(EXCERPTED DATA)

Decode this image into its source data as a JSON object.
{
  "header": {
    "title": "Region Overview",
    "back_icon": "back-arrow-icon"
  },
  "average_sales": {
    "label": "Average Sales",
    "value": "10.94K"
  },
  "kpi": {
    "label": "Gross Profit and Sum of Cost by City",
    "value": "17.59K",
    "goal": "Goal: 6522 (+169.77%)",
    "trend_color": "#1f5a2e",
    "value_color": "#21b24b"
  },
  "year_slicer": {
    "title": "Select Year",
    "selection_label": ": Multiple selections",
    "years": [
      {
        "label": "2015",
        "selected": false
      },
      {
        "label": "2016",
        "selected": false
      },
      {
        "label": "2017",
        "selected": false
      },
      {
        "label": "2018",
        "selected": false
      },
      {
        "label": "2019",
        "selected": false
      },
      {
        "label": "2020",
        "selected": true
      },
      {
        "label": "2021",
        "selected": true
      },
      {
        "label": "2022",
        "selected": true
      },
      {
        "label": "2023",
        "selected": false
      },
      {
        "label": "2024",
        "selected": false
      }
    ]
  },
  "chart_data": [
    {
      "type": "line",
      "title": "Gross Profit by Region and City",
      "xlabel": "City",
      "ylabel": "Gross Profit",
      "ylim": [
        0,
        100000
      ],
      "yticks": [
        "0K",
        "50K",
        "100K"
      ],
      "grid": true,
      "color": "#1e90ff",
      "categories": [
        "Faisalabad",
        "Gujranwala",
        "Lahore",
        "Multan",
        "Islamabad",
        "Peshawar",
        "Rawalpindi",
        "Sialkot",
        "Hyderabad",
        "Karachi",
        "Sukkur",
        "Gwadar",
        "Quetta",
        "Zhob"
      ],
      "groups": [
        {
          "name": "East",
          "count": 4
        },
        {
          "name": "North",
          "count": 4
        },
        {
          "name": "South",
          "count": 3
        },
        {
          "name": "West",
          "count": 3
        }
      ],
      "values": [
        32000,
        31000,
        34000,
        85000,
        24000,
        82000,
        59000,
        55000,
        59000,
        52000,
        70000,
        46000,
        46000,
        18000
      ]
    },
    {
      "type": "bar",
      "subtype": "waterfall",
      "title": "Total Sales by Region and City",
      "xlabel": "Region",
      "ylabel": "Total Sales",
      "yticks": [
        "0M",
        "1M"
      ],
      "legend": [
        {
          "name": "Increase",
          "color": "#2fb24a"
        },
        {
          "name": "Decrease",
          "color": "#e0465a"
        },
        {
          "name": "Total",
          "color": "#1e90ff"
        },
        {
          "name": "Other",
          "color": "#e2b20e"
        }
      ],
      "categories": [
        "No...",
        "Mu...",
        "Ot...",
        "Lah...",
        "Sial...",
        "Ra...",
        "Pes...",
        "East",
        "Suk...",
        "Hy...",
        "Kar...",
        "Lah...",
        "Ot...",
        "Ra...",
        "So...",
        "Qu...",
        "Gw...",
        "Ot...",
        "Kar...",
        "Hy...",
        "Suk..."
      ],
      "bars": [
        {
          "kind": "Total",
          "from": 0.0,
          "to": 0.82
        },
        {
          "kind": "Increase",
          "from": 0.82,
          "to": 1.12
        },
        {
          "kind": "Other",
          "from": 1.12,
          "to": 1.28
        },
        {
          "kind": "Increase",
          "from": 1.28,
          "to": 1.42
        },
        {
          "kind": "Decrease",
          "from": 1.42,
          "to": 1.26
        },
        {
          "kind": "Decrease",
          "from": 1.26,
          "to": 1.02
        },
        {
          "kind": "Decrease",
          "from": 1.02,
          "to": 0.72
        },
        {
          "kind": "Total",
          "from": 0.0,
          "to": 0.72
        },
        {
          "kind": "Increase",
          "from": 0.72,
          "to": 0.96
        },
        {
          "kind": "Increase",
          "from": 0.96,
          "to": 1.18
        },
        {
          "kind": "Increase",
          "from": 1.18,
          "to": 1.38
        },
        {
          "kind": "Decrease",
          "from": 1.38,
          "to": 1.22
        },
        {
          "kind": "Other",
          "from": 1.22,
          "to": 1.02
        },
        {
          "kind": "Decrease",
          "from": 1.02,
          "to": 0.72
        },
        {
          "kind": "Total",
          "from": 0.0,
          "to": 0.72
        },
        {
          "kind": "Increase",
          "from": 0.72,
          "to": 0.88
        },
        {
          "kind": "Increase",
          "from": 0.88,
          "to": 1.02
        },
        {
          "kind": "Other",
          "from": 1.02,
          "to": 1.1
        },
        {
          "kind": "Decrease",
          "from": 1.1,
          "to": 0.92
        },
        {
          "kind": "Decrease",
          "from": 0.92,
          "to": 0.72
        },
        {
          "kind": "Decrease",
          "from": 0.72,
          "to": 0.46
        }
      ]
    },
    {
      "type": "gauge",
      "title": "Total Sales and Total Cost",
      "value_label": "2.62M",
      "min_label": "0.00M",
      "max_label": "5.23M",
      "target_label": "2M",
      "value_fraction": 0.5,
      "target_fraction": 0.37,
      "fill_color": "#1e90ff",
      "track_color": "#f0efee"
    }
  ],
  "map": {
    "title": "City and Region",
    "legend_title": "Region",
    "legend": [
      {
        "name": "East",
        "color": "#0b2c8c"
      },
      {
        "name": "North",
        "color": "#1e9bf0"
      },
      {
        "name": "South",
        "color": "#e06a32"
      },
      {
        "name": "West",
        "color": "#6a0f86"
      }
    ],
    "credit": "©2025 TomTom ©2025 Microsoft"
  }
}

(TASK TO COMPLETE)
The full set of records should be duplicated exactly.

(SOLUTION)
Decode this image into its source data as a JSON object.
{
  "header": {
    "title": "Region Overview",
    "back_icon": "back-arrow-icon"
  },
  "average_sales": {
    "label": "Average Sales",
    "value": "10.94K"
  },
  "kpi": {
    "label": "Gross Profit and Sum of Cost by City",
    "value": "17.59K",
    "goal": "Goal: 6522 (+169.77%)",
    "trend_color": "#1f5a2e",
    "value_color": "#21b24b"
  },
  "year_slicer": {
    "title": "Select Year",
    "selection_label": ": Multiple selections",
    "years": [
      {
        "label": "2015",
        "selected": false
      },
      {
        "label": "2016",
        "selected": false
      },
      {
        "label": "2017",
        "selected": false
      },
      {
        "label": "2018",
        "selected": false
      },
      {
        "label": "2019",
        "selected": false
      },
      {
        "label": "2020",
        "selected": true
      },
      {
        "label": "2021",
        "selected": true
      },
      {
        "label": "2022",
        "selected": true
      },
      {
        "label": "2023",
        "selected": false
      },
      {
        "label": "2024",
        "selected": false
      }
    ]
  },
  "chart_data": [
    {
      "type": "line",
      "title": "Gross Profit by Region and City",
      "xlabel": "City",
      "ylabel": "Gross Profit",
      "ylim": [
        0,
        100000
      ],
      "yticks": [
        "0K",
        "50K",
        "100K"
      ],
      "grid": true,
      "color": "#1e90ff",
      "categories": [
        "Faisalabad",
        "Gujranwala",
        "Lahore",
        "Multan",
        "Islamabad",
        "Peshawar",
        "Rawalpindi",
        "Sialkot",
        "Hyderabad",
        "Karachi",
        "Sukkur",
        "Gwadar",
        "Quetta",
        "Zhob"
      ],
      "groups": [
        {
          "name": "East",
          "count": 4
        },
        {
          "name": "North",
          "count": 4
        },
        {
          "name": "South",
          "count": 3
        },
        {
          "name": "West",
          "count": 3
        }
      ],
      "values": [
        32000,
        31000,
        34000,
        85000,
        24000,
        82000,
        59000,
        55000,
        59000,
        52000,
        70000,
        46000,
        46000,
        18000
      ]
    },
    {
      "type": "bar",
      "subtype": "waterfall",
      "title": "Total Sales by Region and City",
      "xlabel": "Region",
      "ylabel": "Total Sales",
      "yticks": [
        "0M",
        "1M"
      ],
      "legend": [
        {
          "name": "Increase",
          "color": "#2fb24a"
        },
        {
          "name": "Decrease",
          "color": "#e0465a"
        },
        {
          "name": "Total",
          "color": "#1e90ff"
        },
        {
          "name": "Other",
          "color": "#e2b20e"
        }
      ],
      "categories": [
        "No...",
        "Mu...",
        "Ot...",
        "Lah...",
        "Sial...",
        "Ra...",
        "Pes...",
        "East",
        "Suk...",
        "Hy...",
        "Kar...",
        "Lah...",
        "Ot...",
        "Ra...",
        "So...",
        "Qu...",
        "Gw...",
        "Ot...",
        "Kar...",
        "Hy...",
        "Suk..."
      ],
      "bars": [
        {
          "kind": "Total",
          "from": 0.0,
          "to": 0.82
        },
        {
          "kind": "Increase",
          "from": 0.82,
          "to": 1.12
        },
        {
          "kind": "Other",
          "from": 1.12,
          "to": 1.28
        },
        {
          "kind": "Increase",
          "from": 1.28,
          "to": 1.42
        },
        {
          "kind": "Decrease",
          "from": 1.42,
          "to": 1.26
        },
        {
          "kind": "Decrease",
          "from": 1.26,
          "to": 1.02
        },
        {
          "kind": "Decrease",
          "from": 1.02,
          "to": 0.72
        },
        {
          "kind": "Total",
          "from": 0.0,
          "to": 0.72
        },
        {
          "kind": "Increase",
          "from": 0.72,
          "to": 0.96
        },
        {
          "kind": "Increase",
          "from": 0.96,
          "to": 1.18
        },
        {
          "kind": "Increase",
          "from": 1.18,
          "to": 1.38
        },
        {
          "kind": "Decrease",
          "from": 1.38,
          "to": 1.22
        },
        {
          "kind": "Other",
          "from": 1.22,
          "to": 1.02
        },
        {
          "kind": "Decrease",
          "from": 1.02,
          "to": 0.72
        },
        {
          "kind": "Total",
          "from": 0.0,
          "to": 0.72
        },
        {
          "kind": "Increase",
          "from": 0.72,
          "to": 0.88
        },
        {
          "kind": "Increase",
          "from": 0.88,
          "to": 1.02
        },
        {
          "kind": "Other",
          "from": 1.02,
          "to": 1.1
        },
        {
          "kind": "Decrease",
          "from": 1.1,
          "to": 0.92
        },
        {
          "kind": "Decrease",
          "from": 0.92,
          "to": 0.72
        },
        {
          "kind": "Decrease",
          "from": 0.72,
          "to": 0.46
        }
      ]
    },
    {
      "type": "gauge",
      "title": "Total Sales and Total Cost",
      "value_label": "2.62M",
      "min_label": "0.00M",
      "max_label": "5.23M",
      "target_label": "2M",
      "value_fraction": 0.5,
      "target_fraction": 0.37,
      "fill_color": "#1e90ff",
      "track_color": "#f0efee"
    }
  ],
  "map": {
    "title": "City and Region",
    "legend_title": "Region",
    "legend": [
      {
        "name": "East",
        "color": "#0b2c8c"
      },
      {
        "name": "North",
        "color": "#1e9bf0"
      },
      {
        "name": "South",
        "color": "#e06a32"
      },
      {
        "name": "West",
        "color": "#6a0f86"
      }
    ],
    "credit": "©2025 TomTom ©2025 Microsoft"
  }
}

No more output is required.